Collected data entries
Start

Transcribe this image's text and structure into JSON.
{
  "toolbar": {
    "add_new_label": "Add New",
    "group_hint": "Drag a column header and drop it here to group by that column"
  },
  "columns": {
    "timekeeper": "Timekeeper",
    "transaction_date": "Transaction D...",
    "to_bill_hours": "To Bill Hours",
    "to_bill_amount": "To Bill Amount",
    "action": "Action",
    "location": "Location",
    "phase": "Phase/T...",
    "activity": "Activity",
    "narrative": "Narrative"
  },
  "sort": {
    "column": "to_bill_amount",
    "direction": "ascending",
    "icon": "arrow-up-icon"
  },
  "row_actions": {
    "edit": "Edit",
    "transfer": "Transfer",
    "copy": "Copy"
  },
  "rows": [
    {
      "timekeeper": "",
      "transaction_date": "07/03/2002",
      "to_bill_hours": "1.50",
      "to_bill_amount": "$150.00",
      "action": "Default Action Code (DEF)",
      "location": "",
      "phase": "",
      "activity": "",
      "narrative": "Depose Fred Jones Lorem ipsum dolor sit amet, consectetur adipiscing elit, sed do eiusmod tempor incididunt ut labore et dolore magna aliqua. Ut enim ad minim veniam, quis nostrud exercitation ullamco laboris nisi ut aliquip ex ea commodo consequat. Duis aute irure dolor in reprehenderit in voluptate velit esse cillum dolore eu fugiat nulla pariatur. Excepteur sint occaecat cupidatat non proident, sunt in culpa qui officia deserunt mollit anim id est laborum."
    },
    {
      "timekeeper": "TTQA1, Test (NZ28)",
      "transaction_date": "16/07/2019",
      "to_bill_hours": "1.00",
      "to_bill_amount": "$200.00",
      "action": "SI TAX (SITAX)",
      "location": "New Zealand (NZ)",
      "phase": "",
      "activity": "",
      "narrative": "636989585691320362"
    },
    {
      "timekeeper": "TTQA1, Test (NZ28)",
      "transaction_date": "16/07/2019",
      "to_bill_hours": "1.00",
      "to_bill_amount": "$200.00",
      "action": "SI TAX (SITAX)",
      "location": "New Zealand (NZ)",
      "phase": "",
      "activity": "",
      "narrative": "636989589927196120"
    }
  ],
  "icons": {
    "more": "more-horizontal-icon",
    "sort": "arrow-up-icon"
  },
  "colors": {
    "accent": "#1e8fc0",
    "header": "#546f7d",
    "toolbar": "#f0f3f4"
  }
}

End

- [SHORT PROBLEM]: Your task is to report how many lines of the material include the string "location". Give the number and no other words.

- [WORKED ANSWER]: 4